▶ **What is required**:
Write the material out again in full, word for word. Do not include the pictures.

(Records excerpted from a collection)
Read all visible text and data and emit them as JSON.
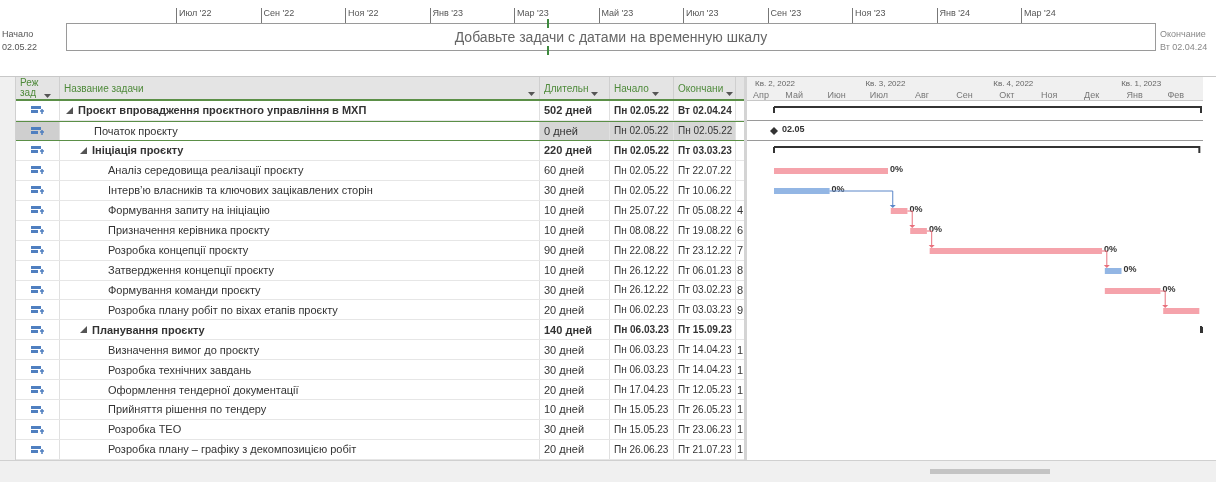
{
  "timeline": {
    "start_label": "Начало",
    "start_date": "02.05.22",
    "end_label": "Окончание",
    "end_date": "Вт 02.04.24",
    "message": "Добавьте задачи с датами на временную шкалу",
    "ticks": [
      "Июл '22",
      "Сен '22",
      "Ноя '22",
      "Янв '23",
      "Мар '23",
      "Май '23",
      "Июл '23",
      "Сен '23",
      "Ноя '23",
      "Янв '24",
      "Мар '24"
    ]
  },
  "columns": [
    "Реж зад",
    "Название задачи",
    "Длительн",
    "Начало",
    "Окончани"
  ],
  "gantt": {
    "quarters": [
      "Кв. 2, 2022",
      "Кв. 3, 2022",
      "Кв. 4, 2022",
      "Кв. 1, 2023"
    ],
    "months": [
      "Апр",
      "Май",
      "Июн",
      "Июл",
      "Авг",
      "Сен",
      "Окт",
      "Ноя",
      "Дек",
      "Янв",
      "Фев"
    ]
  },
  "tasks": [
    {
      "kind": "summary",
      "name": "Проєкт впровадження проєктного управління в МХП",
      "duration": "502 дней",
      "start": "Пн 02.05.22",
      "end": "Вт 02.04.24",
      "selected": false,
      "expanded": true,
      "children": [
        {
          "kind": "milestone",
          "name": "Початок проєкту",
          "duration": "0 дней",
          "start": "Пн 02.05.22",
          "end": "Пн 02.05.22",
          "selected": true,
          "bar_label": "02.05"
        },
        {
          "kind": "summary",
          "name": "Ініціація проєкту",
          "duration": "220 дней",
          "start": "Пн 02.05.22",
          "end": "Пт 03.03.23",
          "selected": false,
          "expanded": true,
          "children": [
            {
              "kind": "task",
              "name": "Аналіз середовища реалізації проєкту",
              "duration": "60 дней",
              "start": "Пн 02.05.22",
              "end": "Пт 22.07.22",
              "selected": false,
              "critical": true,
              "bar_label": "0%"
            },
            {
              "kind": "task",
              "name": "Інтерв’ю власників та ключових зацікавлених сторін",
              "duration": "30 дней",
              "start": "Пн 02.05.22",
              "end": "Пт 10.06.22",
              "selected": false,
              "critical": false,
              "bar_label": "0%"
            },
            {
              "kind": "task",
              "name": "Формування запиту на ініціацію",
              "duration": "10 дней",
              "start": "Пн 25.07.22",
              "end": "Пт 05.08.22",
              "column_5": "4",
              "selected": false,
              "critical": true,
              "bar_label": "0%"
            },
            {
              "kind": "task",
              "name": "Призначення керівника проєкту",
              "duration": "10 дней",
              "start": "Пн 08.08.22",
              "end": "Пт 19.08.22",
              "column_5": "6",
              "selected": false,
              "critical": true,
              "bar_label": "0%"
            },
            {
              "kind": "task",
              "name": "Розробка концепції проєкту",
              "duration": "90 дней",
              "start": "Пн 22.08.22",
              "end": "Пт 23.12.22",
              "column_5": "7",
              "selected": false,
              "critical": true,
              "bar_label": "0%"
            },
            {
              "kind": "task",
              "name": "Затвердження концепції проєкту",
              "duration": "10 дней",
              "start": "Пн 26.12.22",
              "end": "Пт 06.01.23",
              "column_5": "8",
              "selected": false,
              "critical": false,
              "bar_label": "0%"
            },
            {
              "kind": "task",
              "name": "Формування команди проєкту",
              "duration": "30 дней",
              "start": "Пн 26.12.22",
              "end": "Пт 03.02.23",
              "column_5": "8",
              "selected": false,
              "critical": true,
              "bar_label": "0%"
            },
            {
              "kind": "task",
              "name": "Розробка плану робіт по віхах етапів проєкту",
              "duration": "20 дней",
              "start": "Пн 06.02.23",
              "end": "Пт 03.03.23",
              "column_5": "9",
              "selected": false,
              "critical": true
            }
          ]
        },
        {
          "kind": "summary",
          "name": "Планування проєкту",
          "duration": "140 дней",
          "start": "Пн 06.03.23",
          "end": "Пт 15.09.23",
          "selected": false,
          "expanded": true,
          "children": [
            {
              "kind": "task",
              "name": "Визначення вимог до проєкту",
              "duration": "30 дней",
              "start": "Пн 06.03.23",
              "end": "Пт 14.04.23",
              "column_5": "1",
              "selected": false
            },
            {
              "kind": "task",
              "name": "Розробка технічних завдань",
              "duration": "30 дней",
              "start": "Пн 06.03.23",
              "end": "Пт 14.04.23",
              "column_5": "1",
              "selected": false
            },
            {
              "kind": "task",
              "name": "Оформлення тендерної документації",
              "duration": "20 дней",
              "start": "Пн 17.04.23",
              "end": "Пт 12.05.23",
              "column_5": "1",
              "selected": false
            },
            {
              "kind": "task",
              "name": "Прийняття рішення по тендеру",
              "duration": "10 дней",
              "start": "Пн 15.05.23",
              "end": "Пт 26.05.23",
              "column_5": "1",
              "selected": false
            },
            {
              "kind": "task",
              "name": "Розробка ТЕО",
              "duration": "30 дней",
              "start": "Пн 15.05.23",
              "end": "Пт 23.06.23",
              "column_5": "1",
              "selected": false
            },
            {
              "kind": "task",
              "name": "Розробка плану – графіку з декомпозицією робіт",
              "duration": "20 дней",
              "start": "Пн 26.06.23",
              "end": "Пт 21.07.23",
              "column_5": "1",
              "selected": false
            }
          ]
        }
      ]
    }
  ]
}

▶ **Problem solution**:
Read all visible text and data and emit them as JSON.
{
  "timeline": {
    "start_label": "Начало",
    "start_date": "02.05.22",
    "end_label": "Окончание",
    "end_date": "Вт 02.04.24",
    "message": "Добавьте задачи с датами на временную шкалу",
    "ticks": [
      "Июл '22",
      "Сен '22",
      "Ноя '22",
      "Янв '23",
      "Мар '23",
      "Май '23",
      "Июл '23",
      "Сен '23",
      "Ноя '23",
      "Янв '24",
      "Мар '24"
    ]
  },
  "columns": [
    "Реж зад",
    "Название задачи",
    "Длительн",
    "Начало",
    "Окончани"
  ],
  "gantt": {
    "quarters": [
      "Кв. 2, 2022",
      "Кв. 3, 2022",
      "Кв. 4, 2022",
      "Кв. 1, 2023"
    ],
    "months": [
      "Апр",
      "Май",
      "Июн",
      "Июл",
      "Авг",
      "Сен",
      "Окт",
      "Ноя",
      "Дек",
      "Янв",
      "Фев"
    ]
  },
  "tasks": [
    {
      "kind": "summary",
      "name": "Проєкт впровадження проєктного управління в МХП",
      "duration": "502 дней",
      "start": "Пн 02.05.22",
      "end": "Вт 02.04.24",
      "selected": false,
      "expanded": true,
      "children": [
        {
          "kind": "milestone",
          "name": "Початок проєкту",
          "duration": "0 дней",
          "start": "Пн 02.05.22",
          "end": "Пн 02.05.22",
          "selected": true,
          "bar_label": "02.05"
        },
        {
          "kind": "summary",
          "name": "Ініціація проєкту",
          "duration": "220 дней",
          "start": "Пн 02.05.22",
          "end": "Пт 03.03.23",
          "selected": false,
          "expanded": true,
          "children": [
            {
              "kind": "task",
              "name": "Аналіз середовища реалізації проєкту",
              "duration": "60 дней",
              "start": "Пн 02.05.22",
              "end": "Пт 22.07.22",
              "selected": false,
              "critical": true,
              "bar_label": "0%"
            },
            {
              "kind": "task",
              "name": "Інтерв’ю власників та ключових зацікавлених сторін",
              "duration": "30 дней",
              "start": "Пн 02.05.22",
              "end": "Пт 10.06.22",
              "selected": false,
              "critical": false,
              "bar_label": "0%"
            },
            {
              "kind": "task",
              "name": "Формування запиту на ініціацію",
              "duration": "10 дней",
              "start": "Пн 25.07.22",
              "end": "Пт 05.08.22",
              "column_5": "4",
              "selected": false,
              "critical": true,
              "bar_label": "0%"
            },
            {
              "kind": "task",
              "name": "Призначення керівника проєкту",
              "duration": "10 дней",
              "start": "Пн 08.08.22",
              "end": "Пт 19.08.22",
              "column_5": "6",
              "selected": false,
              "critical": true,
              "bar_label": "0%"
            },
            {
              "kind": "task",
              "name": "Розробка концепції проєкту",
              "duration": "90 дней",
              "start": "Пн 22.08.22",
              "end": "Пт 23.12.22",
              "column_5": "7",
              "selected": false,
              "critical": true,
              "bar_label": "0%"
            },
            {
              "kind": "task",
              "name": "Затвердження концепції проєкту",
              "duration": "10 дней",
              "start": "Пн 26.12.22",
              "end": "Пт 06.01.23",
              "column_5": "8",
              "selected": false,
              "critical": false,
              "bar_label": "0%"
            },
            {
              "kind": "task",
              "name": "Формування команди проєкту",
              "duration": "30 дней",
              "start": "Пн 26.12.22",
              "end": "Пт 03.02.23",
              "column_5": "8",
              "selected": false,
              "critical": true,
              "bar_label": "0%"
            },
            {
              "kind": "task",
              "name": "Розробка плану робіт по віхах етапів проєкту",
              "duration": "20 дней",
              "start": "Пн 06.02.23",
              "end": "Пт 03.03.23",
              "column_5": "9",
              "selected": false,
              "critical": true
            }
          ]
        },
        {
          "kind": "summary",
          "name": "Планування проєкту",
          "duration": "140 дней",
          "start": "Пн 06.03.23",
          "end": "Пт 15.09.23",
          "selected": false,
          "expanded": true,
          "children": [
            {
              "kind": "task",
              "name": "Визначення вимог до проєкту",
              "duration": "30 дней",
              "start": "Пн 06.03.23",
              "end": "Пт 14.04.23",
              "column_5": "1",
              "selected": false
            },
            {
              "kind": "task",
              "name": "Розробка технічних завдань",
              "duration": "30 дней",
              "start": "Пн 06.03.23",
              "end": "Пт 14.04.23",
              "column_5": "1",
              "selected": false
            },
            {
              "kind": "task",
              "name": "Оформлення тендерної документації",
              "duration": "20 дней",
              "start": "Пн 17.04.23",
              "end": "Пт 12.05.23",
              "column_5": "1",
              "selected": false
            },
            {
              "kind": "task",
              "name": "Прийняття рішення по тендеру",
              "duration": "10 дней",
              "start": "Пн 15.05.23",
              "end": "Пт 26.05.23",
              "column_5": "1",
              "selected": false
            },
            {
              "kind": "task",
              "name": "Розробка ТЕО",
              "duration": "30 дней",
              "start": "Пн 15.05.23",
              "end": "Пт 23.06.23",
              "column_5": "1",
              "selected": false
            },
            {
              "kind": "task",
              "name": "Розробка плану – графіку з декомпозицією робіт",
              "duration": "20 дней",
              "start": "Пн 26.06.23",
              "end": "Пт 21.07.23",
              "column_5": "1",
              "selected": false
            }
          ]
        }
      ]
    }
  ]
}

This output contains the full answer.